→ **Given instruction**
Write out each line exactly as it stands, please.

--- Begin Data for this exercise ---

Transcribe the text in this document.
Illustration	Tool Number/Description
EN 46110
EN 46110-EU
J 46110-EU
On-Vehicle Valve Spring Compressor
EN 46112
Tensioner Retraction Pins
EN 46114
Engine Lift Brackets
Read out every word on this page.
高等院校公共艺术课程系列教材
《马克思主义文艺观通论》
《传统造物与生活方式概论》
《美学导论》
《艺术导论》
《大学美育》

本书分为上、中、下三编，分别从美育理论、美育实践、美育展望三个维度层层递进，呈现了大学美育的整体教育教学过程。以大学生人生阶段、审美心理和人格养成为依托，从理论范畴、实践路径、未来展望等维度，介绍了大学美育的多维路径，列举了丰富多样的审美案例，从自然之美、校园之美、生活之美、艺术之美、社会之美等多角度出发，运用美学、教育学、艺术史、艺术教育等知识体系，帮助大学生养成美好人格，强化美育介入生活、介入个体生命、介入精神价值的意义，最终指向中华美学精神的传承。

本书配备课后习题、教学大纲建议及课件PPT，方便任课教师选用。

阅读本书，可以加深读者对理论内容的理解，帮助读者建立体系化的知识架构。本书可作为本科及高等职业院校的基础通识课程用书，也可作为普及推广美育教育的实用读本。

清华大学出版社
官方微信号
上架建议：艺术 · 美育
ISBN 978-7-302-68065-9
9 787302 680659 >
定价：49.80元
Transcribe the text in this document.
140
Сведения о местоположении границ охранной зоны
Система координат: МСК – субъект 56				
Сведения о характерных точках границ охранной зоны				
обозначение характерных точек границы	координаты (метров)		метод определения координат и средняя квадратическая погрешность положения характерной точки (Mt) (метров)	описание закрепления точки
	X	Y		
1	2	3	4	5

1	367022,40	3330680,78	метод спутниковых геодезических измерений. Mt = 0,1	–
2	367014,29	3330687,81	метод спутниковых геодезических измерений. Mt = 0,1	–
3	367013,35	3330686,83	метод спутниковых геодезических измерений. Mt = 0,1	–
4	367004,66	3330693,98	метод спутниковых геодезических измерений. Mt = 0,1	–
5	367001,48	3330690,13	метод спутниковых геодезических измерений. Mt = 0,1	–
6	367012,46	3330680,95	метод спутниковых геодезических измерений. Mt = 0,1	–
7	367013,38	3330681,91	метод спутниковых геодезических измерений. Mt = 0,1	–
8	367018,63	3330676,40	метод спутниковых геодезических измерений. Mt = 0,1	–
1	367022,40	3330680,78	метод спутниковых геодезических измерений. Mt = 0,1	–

--- End Data for this exercise ---

→ **Problem solution**
Transcribe the text in this document.
Illustration	Tool Number/Description
EN 46110
EN 46110-EU
J 46110-EU
On-Vehicle Valve Spring Compressor
EN 46112
Tensioner Retraction Pins
EN 46114
Engine Lift Brackets
Read out every word on this page.
高等院校公共艺术课程系列教材
《马克思主义文艺观通论》
《传统造物与生活方式概论》
《美学导论》
《艺术导论》
《大学美育》

本书分为上、中、下三编，分别从美育理论、美育实践、美育展望三个维度层层递进，呈现了大学美育的整体教育教学过程。以大学生人生阶段、审美心理和人格养成为依托，从理论范畴、实践路径、未来展望等维度，介绍了大学美育的多维路径，列举了丰富多样的审美案例，从自然之美、校园之美、生活之美、艺术之美、社会之美等多角度出发，运用美学、教育学、艺术史、艺术教育等知识体系，帮助大学生养成美好人格，强化美育介入生活、介入个体生命、介入精神价值的意义，最终指向中华美学精神的传承。

本书配备课后习题、教学大纲建议及课件PPT，方便任课教师选用。

阅读本书，可以加深读者对理论内容的理解，帮助读者建立体系化的知识架构。本书可作为本科及高等职业院校的基础通识课程用书，也可作为普及推广美育教育的实用读本。

清华大学出版社
官方微信号
上架建议：艺术 · 美育
ISBN 978-7-302-68065-9
9 787302 680659 >
定价：49.80元
Transcribe the text in this document.
140
Сведения о местоположении границ охранной зоны
Система координат: МСК – субъект 56				
Сведения о характерных точках границ охранной зоны				
обозначение характерных точек границы	координаты (метров)		метод определения координат и средняя квадратическая погрешность положения характерной точки (Mt) (метров)	описание закрепления точки
	X	Y		
1	2	3	4	5

1	367022,40	3330680,78	метод спутниковых геодезических измерений. Mt = 0,1	–
2	367014,29	3330687,81	метод спутниковых геодезических измерений. Mt = 0,1	–
3	367013,35	3330686,83	метод спутниковых геодезических измерений. Mt = 0,1	–
4	367004,66	3330693,98	метод спутниковых геодезических измерений. Mt = 0,1	–
5	367001,48	3330690,13	метод спутниковых геодезических измерений. Mt = 0,1	–
6	367012,46	3330680,95	метод спутниковых геодезических измерений. Mt = 0,1	–
7	367013,38	3330681,91	метод спутниковых геодезических измерений. Mt = 0,1	–
8	367018,63	3330676,40	метод спутниковых геодезических измерений. Mt = 0,1	–
1	367022,40	3330680,78	метод спутниковых геодезических измерений. Mt = 0,1	–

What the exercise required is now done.